Set exercise – Output all the data exactly. Pictures do not belong in the copy.

Data for the task –
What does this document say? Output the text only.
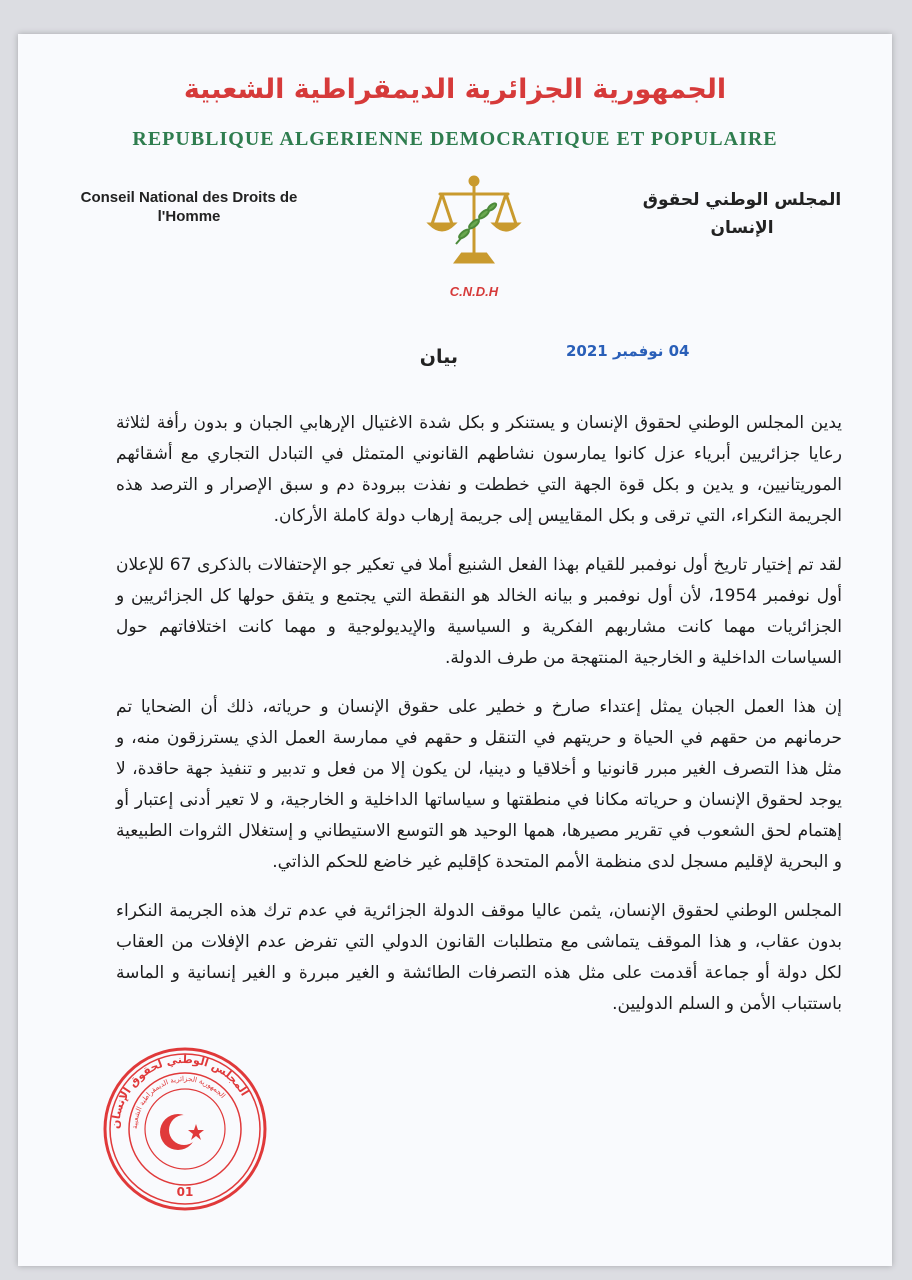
الجمهورية الجزائرية الديمقراطية الشعبية
REPUBLIQUE ALGERIENNE DEMOCRATIQUE ET POPULAIRE
Conseil National des Droits de
l'Homme
المجلس الوطني لحقوق
الإنسان
C.N.D.H
04 نوفمبر 2021
بيان

يدين المجلس الوطني لحقوق الإنسان و يستنكر و بكل شدة الاغتيال الإرهابي الجبان و بدون رأفة لثلاثة رعايا جزائريين أبرياء عزل كانوا يمارسون نشاطهم القانوني المتمثل في التبادل التجاري مع أشقائهم الموريتانيين، و يدين و بكل قوة الجهة التي خططت و نفذت ببرودة دم و سبق الإصرار و الترصد هذه الجريمة النكراء، التي ترقى و بكل المقاييس إلى جريمة إرهاب دولة كاملة الأركان.

لقد تم إختيار تاريخ أول نوفمبر للقيام بهذا الفعل الشنيع أملا في تعكير جو الإحتفالات بالذكرى 67 للإعلان أول نوفمبر 1954، لأن أول نوفمبر و بيانه الخالد هو النقطة التي يجتمع و يتفق حولها كل الجزائريين و الجزائريات مهما كانت مشاربهم الفكرية و السياسية والإيديولوجية و مهما كانت اختلافاتهم حول السياسات الداخلية و الخارجية المنتهجة من طرف الدولة.

إن هذا العمل الجبان يمثل إعتداء صارخ و خطير على حقوق الإنسان و حرياته، ذلك أن الضحايا تم حرمانهم من حقهم في الحياة و حريتهم في التنقل و حقهم في ممارسة العمل الذي يسترزقون منه، و مثل هذا التصرف الغير مبرر قانونيا و أخلاقيا و دينيا، لن يكون إلا من فعل و تدبير و تنفيذ جهة حاقدة، لا يوجد لحقوق الإنسان و حرياته مكانا في منطقتها و سياساتها الداخلية و الخارجية، و لا تعير أدنى إعتبار أو إهتمام لحق الشعوب في تقرير مصيرها، همها الوحيد هو التوسع الاستيطاني و إستغلال الثروات الطبيعية و البحرية لإقليم مسجل لدى منظمة الأمم المتحدة كإقليم غير خاضع للحكم الذاتي.

المجلس الوطني لحقوق الإنسان، يثمن عاليا موقف الدولة الجزائرية في عدم ترك هذه الجريمة النكراء بدون عقاب، و هذا الموقف يتماشى مع متطلبات القانون الدولي التي تفرض عدم الإفلات من العقاب لكل دولة أو جماعة أقدمت على مثل هذه التصرفات الطائشة و الغير مبررة و الغير إنسانية و الماسة باستتباب الأمن و السلم الدوليين.

المجلس الوطني لحقوق الإنسان
الجمهورية الجزائرية الديمقراطية الشعبية
01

Answer to the task –
What does this document say? Output the text only.
الجمهورية الجزائرية الديمقراطية الشعبية
REPUBLIQUE ALGERIENNE DEMOCRATIQUE ET POPULAIRE
Conseil National des Droits de
l'Homme
المجلس الوطني لحقوق
الإنسان
C.N.D.H
04 نوفمبر 2021
بيان

يدين المجلس الوطني لحقوق الإنسان و يستنكر و بكل شدة الاغتيال الإرهابي الجبان و بدون رأفة لثلاثة رعايا جزائريين أبرياء عزل كانوا يمارسون نشاطهم القانوني المتمثل في التبادل التجاري مع أشقائهم الموريتانيين، و يدين و بكل قوة الجهة التي خططت و نفذت ببرودة دم و سبق الإصرار و الترصد هذه الجريمة النكراء، التي ترقى و بكل المقاييس إلى جريمة إرهاب دولة كاملة الأركان.

لقد تم إختيار تاريخ أول نوفمبر للقيام بهذا الفعل الشنيع أملا في تعكير جو الإحتفالات بالذكرى 67 للإعلان أول نوفمبر 1954، لأن أول نوفمبر و بيانه الخالد هو النقطة التي يجتمع و يتفق حولها كل الجزائريين و الجزائريات مهما كانت مشاربهم الفكرية و السياسية والإيديولوجية و مهما كانت اختلافاتهم حول السياسات الداخلية و الخارجية المنتهجة من طرف الدولة.

إن هذا العمل الجبان يمثل إعتداء صارخ و خطير على حقوق الإنسان و حرياته، ذلك أن الضحايا تم حرمانهم من حقهم في الحياة و حريتهم في التنقل و حقهم في ممارسة العمل الذي يسترزقون منه، و مثل هذا التصرف الغير مبرر قانونيا و أخلاقيا و دينيا، لن يكون إلا من فعل و تدبير و تنفيذ جهة حاقدة، لا يوجد لحقوق الإنسان و حرياته مكانا في منطقتها و سياساتها الداخلية و الخارجية، و لا تعير أدنى إعتبار أو إهتمام لحق الشعوب في تقرير مصيرها، همها الوحيد هو التوسع الاستيطاني و إستغلال الثروات الطبيعية و البحرية لإقليم مسجل لدى منظمة الأمم المتحدة كإقليم غير خاضع للحكم الذاتي.

المجلس الوطني لحقوق الإنسان، يثمن عاليا موقف الدولة الجزائرية في عدم ترك هذه الجريمة النكراء بدون عقاب، و هذا الموقف يتماشى مع متطلبات القانون الدولي التي تفرض عدم الإفلات من العقاب لكل دولة أو جماعة أقدمت على مثل هذه التصرفات الطائشة و الغير مبررة و الغير إنسانية و الماسة باستتباب الأمن و السلم الدوليين.

المجلس الوطني لحقوق الإنسان
الجمهورية الجزائرية الديمقراطية الشعبية
01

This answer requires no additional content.